ENTRIES:

^^^^^^^^

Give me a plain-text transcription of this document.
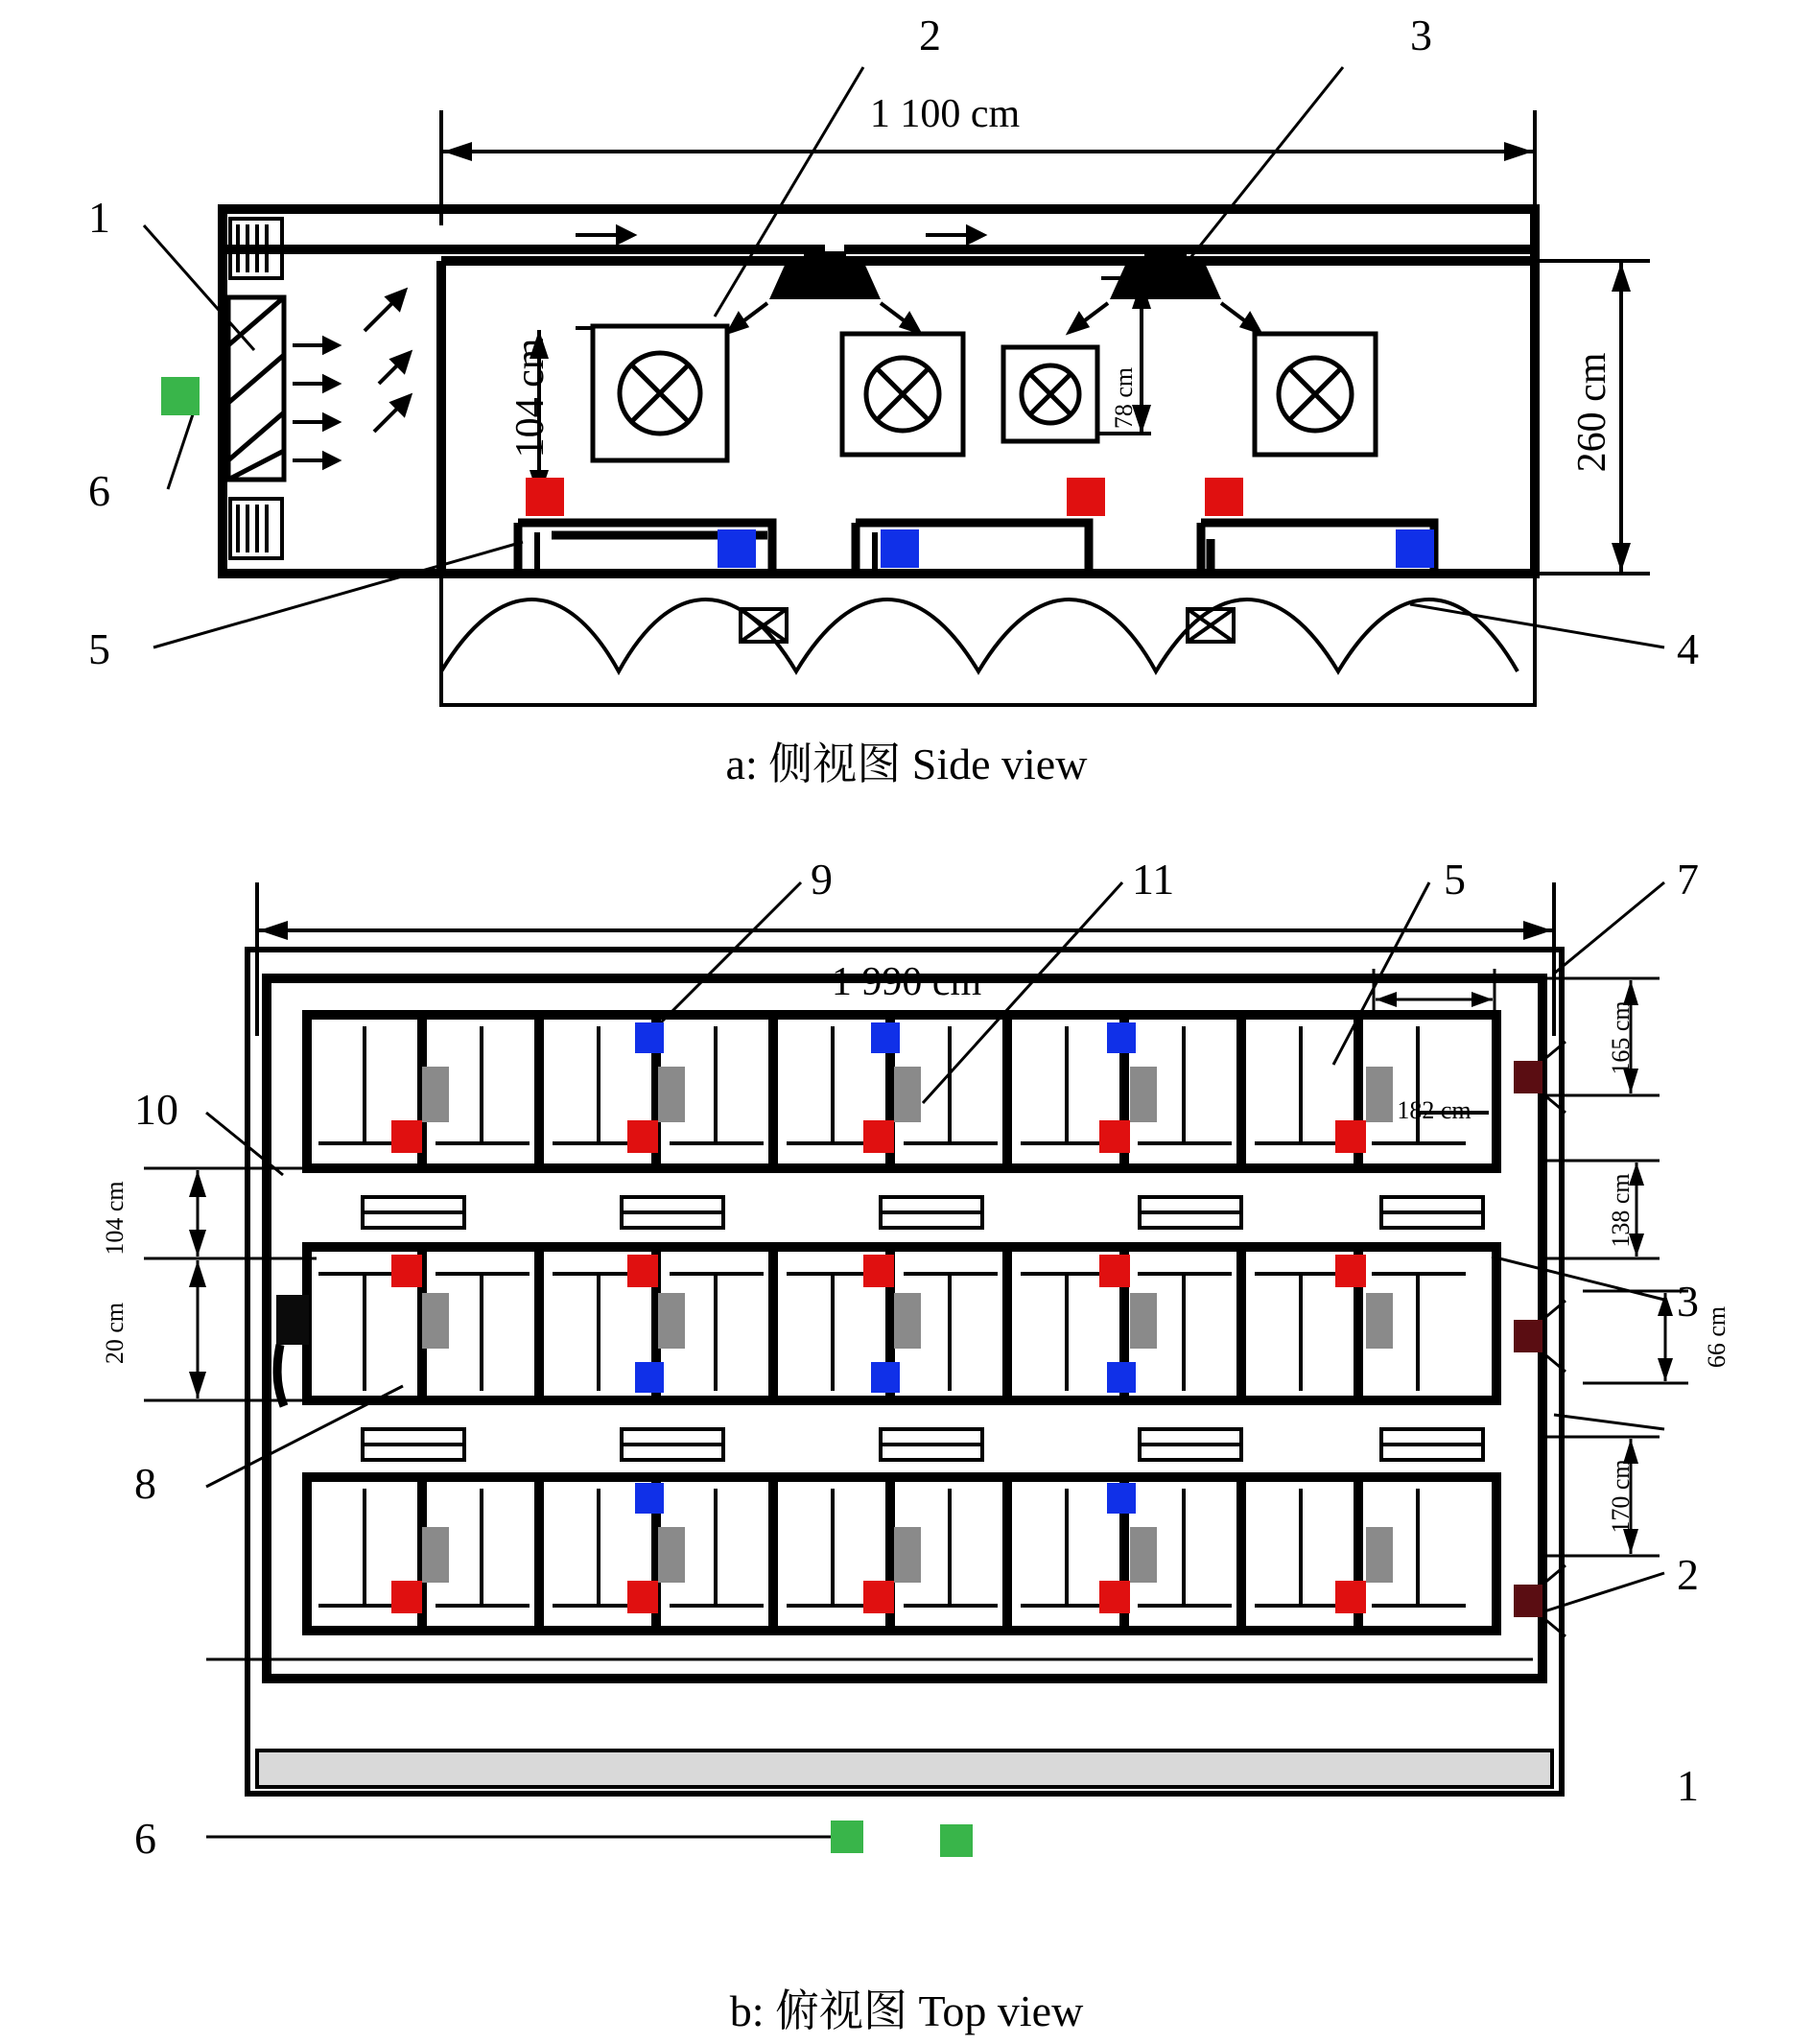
2	3
1
6
5	4
1 100 cm
260 cm
104 cm	78 cm
a: 侧视图 Side view
9	11	5	7
10
3
8
2
1
6
1 990 cm
182 cm
165 cm
138 cm
66 cm
170 cm
104 cm
20 cm
b: 俯视图 Top view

^^^^^^^^

In your copy of the records, include no pictures; repeat everything else exactly.

Give me a plain-text transcription of this document.
2	3
1
6
5	4
1 100 cm
260 cm
104 cm	78 cm
a: 侧视图 Side view
9	11	5	7
10
3
8
2
1
6
1 990 cm
182 cm
165 cm
138 cm
66 cm
170 cm
104 cm
20 cm
b: 俯视图 Top view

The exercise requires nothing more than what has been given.